▶ _What to work on_
1. In the passage on progressive alignment with sequence graphs, explain in one to three sentences why the probabilities tied to the root transducer are removed after each alignment step at internal nodes that are not the root.
2. Carry on the passage about progressive alignment with sequence graphs, starting right after its final sentence.

▶ _Passage shown_
----------

A sequence graph is a directed acyclic graph (DAG) whose edges represent sequence residues. An example is shown in Figure 3. In the example, various paths are possible, each producing a sequence. For the type of graph we consider, all maximal sequences encoded in the graph must start from a unique start vertex and end in a unique end vertex. Such graphs can be used to represent uncertainty in the composition of a sequence. By attaching weights to each edge in the graph, different costs can be calculated for each sequence encoded in the graph. For ancestor reconstruction, residues labeled as gaps represent insertions in descendant lineages not present in the ancestor. By weighting these “silent” transitions in the ancestor, it is possible to keep track of the cost of operations in descendant lineages.
In common with previous multiple sequence alignment algorithms using sequence graphs (Hein 1989), we construct the ancestral alignment progressively. That is, for a given tree, the multiple alignment of an associated set of sequences is broken down into a series of ordered steps, one for each internal node of the tree. At each step, an alignment of the subtree from the left descendant branch, represented as a sequence graph, is aligned with an alignment of the subtree from the right descendant branch, also represented as a sequence graph, to produce an ancestral sequence graph, working backward in time up to and including the root of the tree. To infer sequence graphs at each step, we implement the Forward algorithm and then sample alignments from it. Upon finishing the final progressive step, the produced graph contains sequences representing multiple potential root ancestors. The highest-scoring Viterbi path through this graph is found, representing a single chosen ancestor sequence. By maintaining links between ancestor and descendant sequence graphs constructed during the progressive alignment process, we are able to trace the alignment of the descendant sequences linked to this root ancestor, and thus construct a full ancestral history.
Each progressive step involves three branches in the tree; we therefore construct a three-branch model (see Supplemental Fig. S1). This model is derived by combining two instances of the affine branch transducer shown in Figure 2B for the descendant branches, and incorporating the root sequence model shown in Figure 2C for the ancestor branch. For progressive alignments of internal nodes not at the root of the tree, we simply remove the probabilities associated with the root transducer after each alignment step to avoid double counting.
Without further modification, the method would scale approximately quadratically in the worst case with the length of the two largest input sequences. However, through the imposition of pairwise sequence constraints on the alignment process, we limit the computation time to linear in the length of the sequences. This method is a generalization of a constrained pairwise sequence alignment algorithm, the difference being that instead of constraining the alignment of two sequences, we constrain the alignment of two sequence graphs. The constraints used are taken from an alignment of the leaf sequences. An association between the edges in the graph and the residues in the leaf sequences allows us to place these constraints on the sequence graph. For each aligned pair of residues, xi,yj, in the leaf alignment, four constraints are created: xi◃yj+k, xi−k◃yj, yj◃xi+k, yj−k◃xi, where we use the notation ◃ to mean that the left residue must occur before the right residue in the alignment and where k is a variable allowing the relaxation of the constraint envelope. Depending on the size of k, this definition allows optimization around smaller gaps and fixes the positioning of larger gaps. We call k the diagonal constraint relaxation.

----------

▶ _Listed records_
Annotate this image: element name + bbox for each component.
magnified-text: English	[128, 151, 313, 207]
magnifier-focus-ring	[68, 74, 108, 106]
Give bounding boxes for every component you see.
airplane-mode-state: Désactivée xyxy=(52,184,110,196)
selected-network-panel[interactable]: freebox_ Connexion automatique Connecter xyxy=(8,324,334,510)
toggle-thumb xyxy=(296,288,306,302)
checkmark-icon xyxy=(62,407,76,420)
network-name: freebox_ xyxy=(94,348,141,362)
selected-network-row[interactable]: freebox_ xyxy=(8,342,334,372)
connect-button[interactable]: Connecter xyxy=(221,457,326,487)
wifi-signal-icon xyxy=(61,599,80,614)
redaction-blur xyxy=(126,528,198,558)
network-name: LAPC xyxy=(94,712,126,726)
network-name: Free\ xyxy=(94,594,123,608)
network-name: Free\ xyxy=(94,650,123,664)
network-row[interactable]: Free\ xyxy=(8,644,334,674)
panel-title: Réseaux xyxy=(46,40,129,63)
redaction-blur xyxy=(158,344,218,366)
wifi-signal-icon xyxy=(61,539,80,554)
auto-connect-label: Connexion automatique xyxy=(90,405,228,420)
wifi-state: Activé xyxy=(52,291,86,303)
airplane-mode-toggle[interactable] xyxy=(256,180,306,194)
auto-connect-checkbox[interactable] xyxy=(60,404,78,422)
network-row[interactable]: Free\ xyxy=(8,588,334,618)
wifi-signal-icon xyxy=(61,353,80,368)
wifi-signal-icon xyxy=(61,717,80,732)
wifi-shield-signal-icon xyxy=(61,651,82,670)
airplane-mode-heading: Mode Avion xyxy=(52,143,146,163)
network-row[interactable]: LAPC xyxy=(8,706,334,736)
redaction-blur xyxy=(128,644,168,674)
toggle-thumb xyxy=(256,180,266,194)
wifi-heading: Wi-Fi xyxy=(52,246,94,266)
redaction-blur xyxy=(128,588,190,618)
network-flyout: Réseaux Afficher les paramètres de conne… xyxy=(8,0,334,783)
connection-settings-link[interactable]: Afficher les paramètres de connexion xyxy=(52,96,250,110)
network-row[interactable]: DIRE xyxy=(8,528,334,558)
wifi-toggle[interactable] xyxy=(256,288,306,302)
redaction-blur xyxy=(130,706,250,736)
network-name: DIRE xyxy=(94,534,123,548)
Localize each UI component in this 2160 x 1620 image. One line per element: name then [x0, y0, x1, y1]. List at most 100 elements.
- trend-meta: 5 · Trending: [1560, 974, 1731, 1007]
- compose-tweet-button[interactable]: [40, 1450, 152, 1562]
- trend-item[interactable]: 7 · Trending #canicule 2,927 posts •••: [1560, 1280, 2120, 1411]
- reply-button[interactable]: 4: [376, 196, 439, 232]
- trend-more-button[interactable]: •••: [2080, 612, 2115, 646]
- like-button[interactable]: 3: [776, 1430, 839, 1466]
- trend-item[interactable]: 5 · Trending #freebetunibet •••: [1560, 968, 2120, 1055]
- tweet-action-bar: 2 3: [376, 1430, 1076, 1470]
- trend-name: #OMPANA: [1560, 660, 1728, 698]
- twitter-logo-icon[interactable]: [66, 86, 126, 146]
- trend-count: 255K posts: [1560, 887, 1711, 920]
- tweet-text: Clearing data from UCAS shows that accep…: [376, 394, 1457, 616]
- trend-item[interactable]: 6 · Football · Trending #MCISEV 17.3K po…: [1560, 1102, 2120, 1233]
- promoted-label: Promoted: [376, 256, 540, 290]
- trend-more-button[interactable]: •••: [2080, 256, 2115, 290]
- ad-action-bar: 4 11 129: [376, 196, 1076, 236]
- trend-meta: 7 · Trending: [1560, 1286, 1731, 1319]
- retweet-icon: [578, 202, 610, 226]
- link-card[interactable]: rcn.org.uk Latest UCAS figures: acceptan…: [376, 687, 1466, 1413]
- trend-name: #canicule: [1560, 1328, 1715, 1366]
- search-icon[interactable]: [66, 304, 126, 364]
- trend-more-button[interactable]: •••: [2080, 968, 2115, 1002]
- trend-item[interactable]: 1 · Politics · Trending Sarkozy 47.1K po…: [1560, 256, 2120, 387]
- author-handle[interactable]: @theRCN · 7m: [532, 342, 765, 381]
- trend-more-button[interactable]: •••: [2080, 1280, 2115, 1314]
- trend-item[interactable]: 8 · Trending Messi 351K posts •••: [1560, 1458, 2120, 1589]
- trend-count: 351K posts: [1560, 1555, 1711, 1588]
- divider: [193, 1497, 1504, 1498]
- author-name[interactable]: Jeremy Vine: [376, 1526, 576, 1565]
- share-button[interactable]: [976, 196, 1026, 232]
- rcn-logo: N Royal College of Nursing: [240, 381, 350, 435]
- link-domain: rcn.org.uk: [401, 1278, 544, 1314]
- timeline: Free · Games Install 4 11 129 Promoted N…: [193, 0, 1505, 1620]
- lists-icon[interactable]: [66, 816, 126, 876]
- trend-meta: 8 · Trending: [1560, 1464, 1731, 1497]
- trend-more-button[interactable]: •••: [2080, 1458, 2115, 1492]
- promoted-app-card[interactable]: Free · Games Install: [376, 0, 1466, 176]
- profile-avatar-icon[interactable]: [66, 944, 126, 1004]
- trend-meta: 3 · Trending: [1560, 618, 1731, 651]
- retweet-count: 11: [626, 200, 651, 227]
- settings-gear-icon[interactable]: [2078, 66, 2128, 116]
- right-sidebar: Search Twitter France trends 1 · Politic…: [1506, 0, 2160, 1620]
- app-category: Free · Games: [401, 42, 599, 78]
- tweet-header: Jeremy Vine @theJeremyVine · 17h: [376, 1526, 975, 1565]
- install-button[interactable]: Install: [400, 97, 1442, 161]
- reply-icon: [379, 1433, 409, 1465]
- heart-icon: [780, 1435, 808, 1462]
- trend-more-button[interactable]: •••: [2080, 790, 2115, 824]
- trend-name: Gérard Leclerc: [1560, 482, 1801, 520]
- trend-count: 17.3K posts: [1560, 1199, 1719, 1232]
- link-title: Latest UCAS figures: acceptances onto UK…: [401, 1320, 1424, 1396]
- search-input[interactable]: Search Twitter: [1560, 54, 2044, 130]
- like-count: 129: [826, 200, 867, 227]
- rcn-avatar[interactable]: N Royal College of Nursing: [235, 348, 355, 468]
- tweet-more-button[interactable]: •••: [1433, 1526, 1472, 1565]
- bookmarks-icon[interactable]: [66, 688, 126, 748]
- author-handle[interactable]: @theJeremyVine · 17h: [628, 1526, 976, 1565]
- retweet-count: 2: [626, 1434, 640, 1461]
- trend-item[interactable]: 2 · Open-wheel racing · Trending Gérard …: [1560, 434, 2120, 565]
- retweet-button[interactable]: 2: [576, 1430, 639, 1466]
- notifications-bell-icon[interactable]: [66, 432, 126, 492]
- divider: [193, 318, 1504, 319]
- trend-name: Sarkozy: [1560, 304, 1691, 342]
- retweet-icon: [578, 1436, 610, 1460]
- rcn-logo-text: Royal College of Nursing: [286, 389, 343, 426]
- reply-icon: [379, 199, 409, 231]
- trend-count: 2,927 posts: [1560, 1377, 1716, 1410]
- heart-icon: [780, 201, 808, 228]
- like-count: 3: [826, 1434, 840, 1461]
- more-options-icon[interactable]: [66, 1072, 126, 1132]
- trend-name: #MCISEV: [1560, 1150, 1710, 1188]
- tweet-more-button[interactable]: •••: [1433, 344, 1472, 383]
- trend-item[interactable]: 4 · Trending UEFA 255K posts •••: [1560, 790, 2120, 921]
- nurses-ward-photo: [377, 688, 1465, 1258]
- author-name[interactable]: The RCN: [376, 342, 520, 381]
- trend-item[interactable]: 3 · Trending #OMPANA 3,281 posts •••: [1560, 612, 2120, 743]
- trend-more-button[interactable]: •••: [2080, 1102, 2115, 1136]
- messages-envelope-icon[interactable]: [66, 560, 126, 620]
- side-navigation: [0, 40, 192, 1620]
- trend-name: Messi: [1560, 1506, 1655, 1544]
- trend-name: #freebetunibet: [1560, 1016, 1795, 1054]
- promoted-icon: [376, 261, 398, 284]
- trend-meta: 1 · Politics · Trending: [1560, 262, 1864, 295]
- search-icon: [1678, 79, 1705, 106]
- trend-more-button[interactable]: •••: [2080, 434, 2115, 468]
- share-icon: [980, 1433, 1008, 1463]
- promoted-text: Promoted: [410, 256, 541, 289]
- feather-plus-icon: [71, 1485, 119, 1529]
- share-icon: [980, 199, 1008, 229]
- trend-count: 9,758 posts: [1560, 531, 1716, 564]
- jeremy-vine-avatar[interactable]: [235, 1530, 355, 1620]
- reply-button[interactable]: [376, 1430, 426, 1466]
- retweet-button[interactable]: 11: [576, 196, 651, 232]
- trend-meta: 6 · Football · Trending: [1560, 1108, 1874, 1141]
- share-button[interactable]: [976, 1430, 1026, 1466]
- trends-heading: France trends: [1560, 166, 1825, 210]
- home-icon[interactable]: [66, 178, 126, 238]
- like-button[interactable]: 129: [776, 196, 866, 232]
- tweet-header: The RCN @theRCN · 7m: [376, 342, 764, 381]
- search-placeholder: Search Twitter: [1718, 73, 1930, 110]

----------

▶ _Answers to each task_
1. At internal nodes other than the root, the root transducer probabilities are removed after each alignment step to avoid double counting. The three-branch model used at every progressive step includes the root sequence model for the ancestor branch, so those probabilities are dropped everywhere except at the actual root.

2.
Simulation study
Previously, simulations have been used to assess the performance of ancestor reconstruction methods (Blanchette et al. 2004a; Kim and Sinha 2006). Unfortunately, these simulations are either not public or not sufficiently large to use for evaluation. We have generated a new set of simulations based on the same phylogeny as that used by the ENCODE consortium (The ENCODE Project Consortium 2007; Margulies et al. 2007). We used the complete set of 21 placental mammals in the phylogeny, the putative phylogeny of which is shown in Figure 4. We used a new transducer-based simulator, called “GSimulator” (A. Varadarajan, R. Bradley, and I. Holmes, unpubl.), capable of training from biological data models containing mixtures of affine gap states as well as contextually dependent nucleotides. We tested four simulation sets each comprising a megabase of root-ancestor sequence, with either one or a mixture of two affine gap states and with or without a single contextually dependent nucleotide. Details of these simulations can be found in the Methods.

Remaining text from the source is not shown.